● Exercise brief
The listing below must be repeated word for word, with its images excluded.

● Records shown
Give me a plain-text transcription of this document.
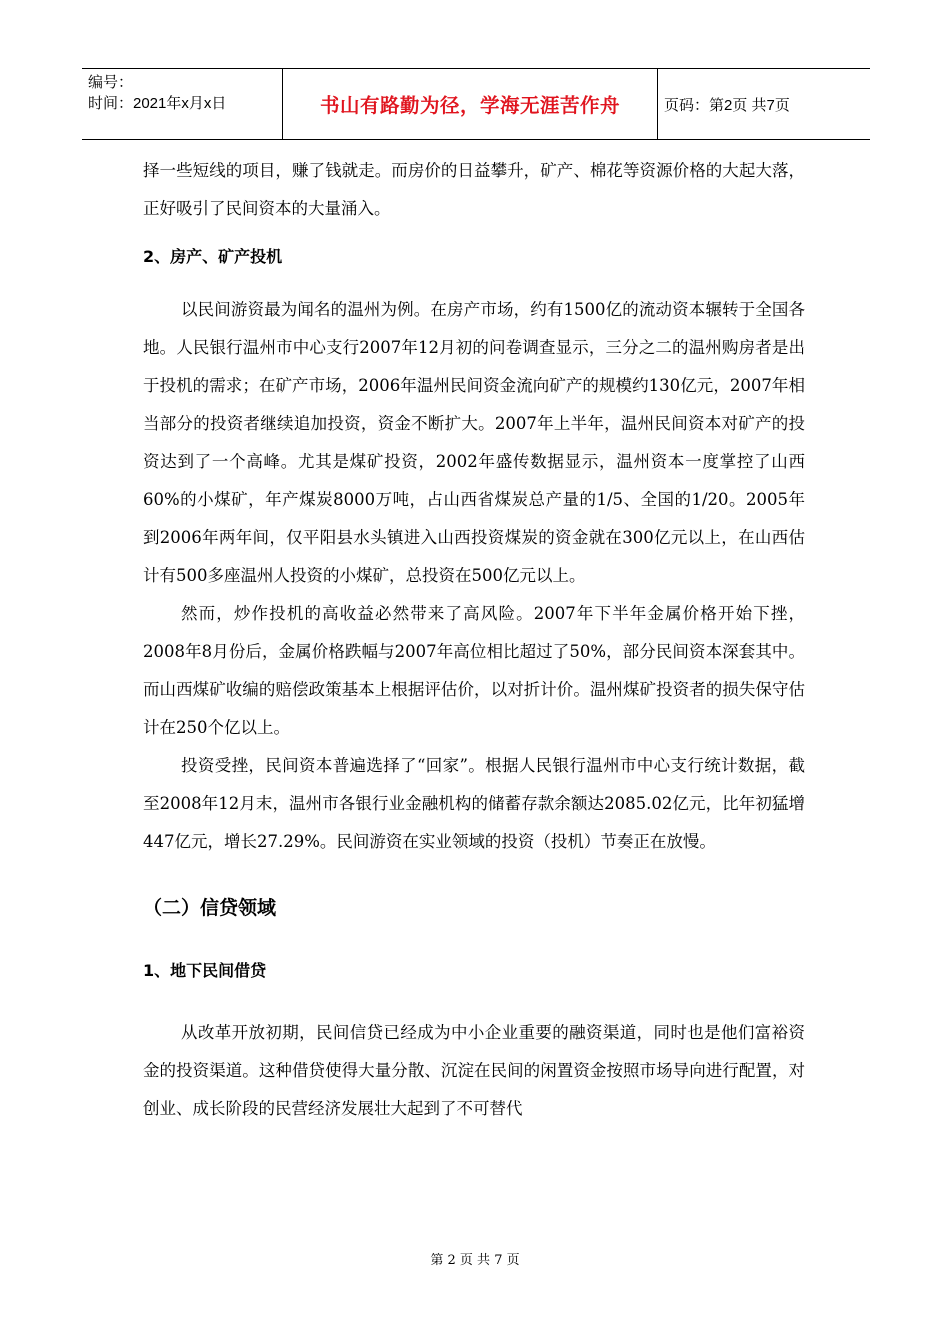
编号：
时间：2021年x月x日	书山有路勤为径，学海无涯苦作舟	页码：第2页 共7页

择一些短线的项目，赚了钱就走。而房价的日益攀升，矿产、棉花等资源价格的大起大落，正好吸引了民间资本的大量涌入。

2、房产、矿产投机

以民间游资最为闻名的温州为例。在房产市场，约有1500亿的流动资本辗转于全国各地。人民银行温州市中心支行2007年12月初的问卷调查显示，三分之二的温州购房者是出于投机的需求；在矿产市场，2006年温州民间资金流向矿产的规模约130亿元，2007年相当部分的投资者继续追加投资，资金不断扩大。2007年上半年，温州民间资本对矿产的投资达到了一个高峰。尤其是煤矿投资，2002年盛传数据显示，温州资本一度掌控了山西60%的小煤矿，年产煤炭8000万吨，占山西省煤炭总产量的1/5、全国的1/20。2005年到2006年两年间，仅平阳县水头镇进入山西投资煤炭的资金就在300亿元以上，在山西估计有500多座温州人投资的小煤矿，总投资在500亿元以上。

然而，炒作投机的高收益必然带来了高风险。2007年下半年金属价格开始下挫，2008年8月份后，金属价格跌幅与2007年高位相比超过了50%，部分民间资本深套其中。而山西煤矿收编的赔偿政策基本上根据评估价，以对折计价。温州煤矿投资者的损失保守估计在250个亿以上。

投资受挫，民间资本普遍选择了“回家”。根据人民银行温州市中心支行统计数据，截至2008年12月末，温州市各银行业金融机构的储蓄存款余额达2085.02亿元，比年初猛增447亿元，增长27.29%。民间游资在实业领域的投资（投机）节奏正在放慢。

（二）信贷领域

1、地下民间借贷

从改革开放初期，民间信贷已经成为中小企业重要的融资渠道，同时也是他们富裕资金的投资渠道。这种借贷使得大量分散、沉淀在民间的闲置资金按照市场导向进行配置，对创业、成长阶段的民营经济发展壮大起到了不可替代

第 2 页 共 7 页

● Completed task
Give me a plain-text transcription of this document.
编号：
时间：2021年x月x日	书山有路勤为径，学海无涯苦作舟	页码：第2页 共7页

择一些短线的项目，赚了钱就走。而房价的日益攀升，矿产、棉花等资源价格的大起大落，正好吸引了民间资本的大量涌入。

2、房产、矿产投机

以民间游资最为闻名的温州为例。在房产市场，约有1500亿的流动资本辗转于全国各地。人民银行温州市中心支行2007年12月初的问卷调查显示，三分之二的温州购房者是出于投机的需求；在矿产市场，2006年温州民间资金流向矿产的规模约130亿元，2007年相当部分的投资者继续追加投资，资金不断扩大。2007年上半年，温州民间资本对矿产的投资达到了一个高峰。尤其是煤矿投资，2002年盛传数据显示，温州资本一度掌控了山西60%的小煤矿，年产煤炭8000万吨，占山西省煤炭总产量的1/5、全国的1/20。2005年到2006年两年间，仅平阳县水头镇进入山西投资煤炭的资金就在300亿元以上，在山西估计有500多座温州人投资的小煤矿，总投资在500亿元以上。

然而，炒作投机的高收益必然带来了高风险。2007年下半年金属价格开始下挫，2008年8月份后，金属价格跌幅与2007年高位相比超过了50%，部分民间资本深套其中。而山西煤矿收编的赔偿政策基本上根据评估价，以对折计价。温州煤矿投资者的损失保守估计在250个亿以上。

投资受挫，民间资本普遍选择了“回家”。根据人民银行温州市中心支行统计数据，截至2008年12月末，温州市各银行业金融机构的储蓄存款余额达2085.02亿元，比年初猛增447亿元，增长27.29%。民间游资在实业领域的投资（投机）节奏正在放慢。

（二）信贷领域

1、地下民间借贷

从改革开放初期，民间信贷已经成为中小企业重要的融资渠道，同时也是他们富裕资金的投资渠道。这种借贷使得大量分散、沉淀在民间的闲置资金按照市场导向进行配置，对创业、成长阶段的民营经济发展壮大起到了不可替代

第 2 页 共 7 页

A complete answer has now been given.